** BEGIN PROVIDED ENTRIES **
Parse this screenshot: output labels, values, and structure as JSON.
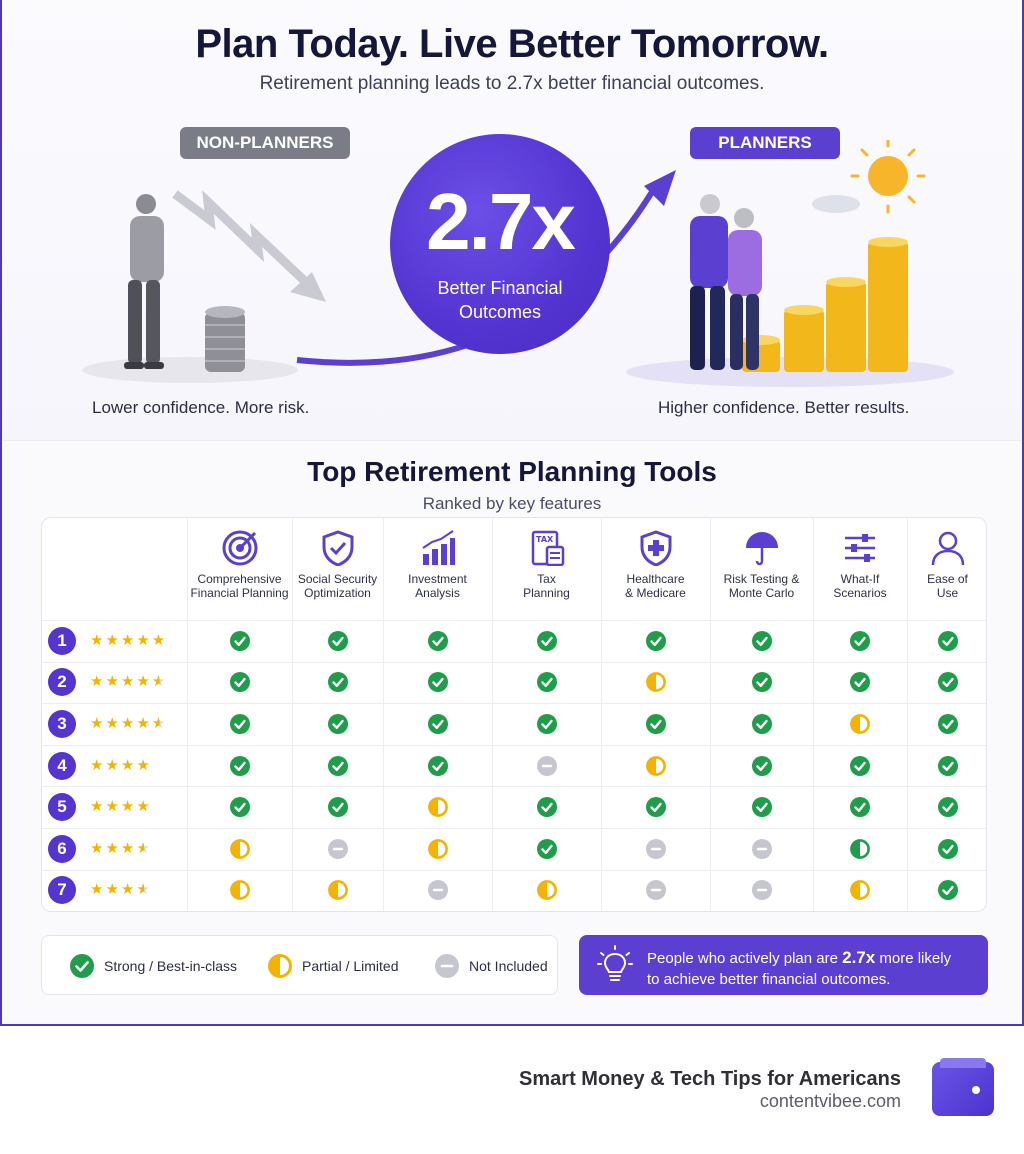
{
  "header": {
    "title": "Plan Today. Live Better Tomorrow.",
    "subtitle": "Retirement planning leads to 2.7x better financial outcomes."
  },
  "comparison": {
    "non_planners_label": "NON-PLANNERS",
    "planners_label": "PLANNERS",
    "multiplier": "2.7x",
    "multiplier_caption_1": "Better Financial",
    "multiplier_caption_2": "Outcomes",
    "left_caption": "Lower confidence. More risk.",
    "right_caption": "Higher confidence. Better results."
  },
  "tools": {
    "title": "Top Retirement Planning Tools",
    "subtitle": "Ranked by key features",
    "columns": [
      {
        "l1": "Comprehensive",
        "l2": "Financial Planning",
        "icon": "target-icon"
      },
      {
        "l1": "Social Security",
        "l2": "Optimization",
        "icon": "shield-check-icon"
      },
      {
        "l1": "Investment",
        "l2": "Analysis",
        "icon": "bar-chart-icon"
      },
      {
        "l1": "Tax",
        "l2": "Planning",
        "icon": "tax-calculator-icon"
      },
      {
        "l1": "Healthcare",
        "l2": "& Medicare",
        "icon": "medical-shield-icon"
      },
      {
        "l1": "Risk Testing &",
        "l2": "Monte Carlo",
        "icon": "umbrella-icon"
      },
      {
        "l1": "What-If",
        "l2": "Scenarios",
        "icon": "sliders-icon"
      },
      {
        "l1": "Ease of",
        "l2": "Use",
        "icon": "user-icon"
      }
    ],
    "rows": [
      {
        "rank": "1",
        "stars": 5,
        "marks": [
          "full",
          "full",
          "full",
          "full",
          "full",
          "full",
          "full",
          "full"
        ]
      },
      {
        "rank": "2",
        "stars": 4.5,
        "marks": [
          "full",
          "full",
          "full",
          "full",
          "partial",
          "full",
          "full",
          "full"
        ]
      },
      {
        "rank": "3",
        "stars": 4.5,
        "marks": [
          "full",
          "full",
          "full",
          "full",
          "full",
          "full",
          "partial",
          "full"
        ]
      },
      {
        "rank": "4",
        "stars": 4,
        "marks": [
          "full",
          "full",
          "full",
          "none",
          "partial",
          "full",
          "full",
          "full"
        ]
      },
      {
        "rank": "5",
        "stars": 4,
        "marks": [
          "full",
          "full",
          "partial",
          "full",
          "full",
          "full",
          "full",
          "full"
        ]
      },
      {
        "rank": "6",
        "stars": 3.5,
        "marks": [
          "partial",
          "none",
          "partial",
          "full",
          "none",
          "none",
          "partial-green",
          "full"
        ]
      },
      {
        "rank": "7",
        "stars": 3.5,
        "marks": [
          "partial",
          "partial",
          "none",
          "partial",
          "none",
          "none",
          "partial",
          "full"
        ]
      }
    ]
  },
  "legend": {
    "strong": "Strong / Best-in-class",
    "partial": "Partial / Limited",
    "none": "Not Included"
  },
  "callout": {
    "text_before": "People who actively plan are ",
    "highlight": "2.7x",
    "text_after": " more likely",
    "line2": "to achieve better financial outcomes."
  },
  "footer": {
    "title": "Smart Money & Tech Tips for Americans",
    "url": "contentvibee.com"
  },
  "colors": {
    "accent": "#5a3fd0",
    "strong": "#1f9d4a",
    "partial": "#f5b301",
    "none": "#c5c6cf",
    "star": "#f5b301"
  }
}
** END PROVIDED ENTRIES **
*WHAT THE EXERCISE ASKS:* Above are records with pictures; repeat the records exactly and leave the pictures out.

*COMPLETED EXERCISE:*
Parse this screenshot: output labels, values, and structure as JSON.
{
  "header": {
    "title": "Plan Today. Live Better Tomorrow.",
    "subtitle": "Retirement planning leads to 2.7x better financial outcomes."
  },
  "comparison": {
    "non_planners_label": "NON-PLANNERS",
    "planners_label": "PLANNERS",
    "multiplier": "2.7x",
    "multiplier_caption_1": "Better Financial",
    "multiplier_caption_2": "Outcomes",
    "left_caption": "Lower confidence. More risk.",
    "right_caption": "Higher confidence. Better results."
  },
  "tools": {
    "title": "Top Retirement Planning Tools",
    "subtitle": "Ranked by key features",
    "columns": [
      {
        "l1": "Comprehensive",
        "l2": "Financial Planning",
        "icon": "target-icon"
      },
      {
        "l1": "Social Security",
        "l2": "Optimization",
        "icon": "shield-check-icon"
      },
      {
        "l1": "Investment",
        "l2": "Analysis",
        "icon": "bar-chart-icon"
      },
      {
        "l1": "Tax",
        "l2": "Planning",
        "icon": "tax-calculator-icon"
      },
      {
        "l1": "Healthcare",
        "l2": "& Medicare",
        "icon": "medical-shield-icon"
      },
      {
        "l1": "Risk Testing &",
        "l2": "Monte Carlo",
        "icon": "umbrella-icon"
      },
      {
        "l1": "What-If",
        "l2": "Scenarios",
        "icon": "sliders-icon"
      },
      {
        "l1": "Ease of",
        "l2": "Use",
        "icon": "user-icon"
      }
    ],
    "rows": [
      {
        "rank": "1",
        "stars": 5,
        "marks": [
          "full",
          "full",
          "full",
          "full",
          "full",
          "full",
          "full",
          "full"
        ]
      },
      {
        "rank": "2",
        "stars": 4.5,
        "marks": [
          "full",
          "full",
          "full",
          "full",
          "partial",
          "full",
          "full",
          "full"
        ]
      },
      {
        "rank": "3",
        "stars": 4.5,
        "marks": [
          "full",
          "full",
          "full",
          "full",
          "full",
          "full",
          "partial",
          "full"
        ]
      },
      {
        "rank": "4",
        "stars": 4,
        "marks": [
          "full",
          "full",
          "full",
          "none",
          "partial",
          "full",
          "full",
          "full"
        ]
      },
      {
        "rank": "5",
        "stars": 4,
        "marks": [
          "full",
          "full",
          "partial",
          "full",
          "full",
          "full",
          "full",
          "full"
        ]
      },
      {
        "rank": "6",
        "stars": 3.5,
        "marks": [
          "partial",
          "none",
          "partial",
          "full",
          "none",
          "none",
          "partial-green",
          "full"
        ]
      },
      {
        "rank": "7",
        "stars": 3.5,
        "marks": [
          "partial",
          "partial",
          "none",
          "partial",
          "none",
          "none",
          "partial",
          "full"
        ]
      }
    ]
  },
  "legend": {
    "strong": "Strong / Best-in-class",
    "partial": "Partial / Limited",
    "none": "Not Included"
  },
  "callout": {
    "text_before": "People who actively plan are ",
    "highlight": "2.7x",
    "text_after": " more likely",
    "line2": "to achieve better financial outcomes."
  },
  "footer": {
    "title": "Smart Money & Tech Tips for Americans",
    "url": "contentvibee.com"
  },
  "colors": {
    "accent": "#5a3fd0",
    "strong": "#1f9d4a",
    "partial": "#f5b301",
    "none": "#c5c6cf",
    "star": "#f5b301"
  }
}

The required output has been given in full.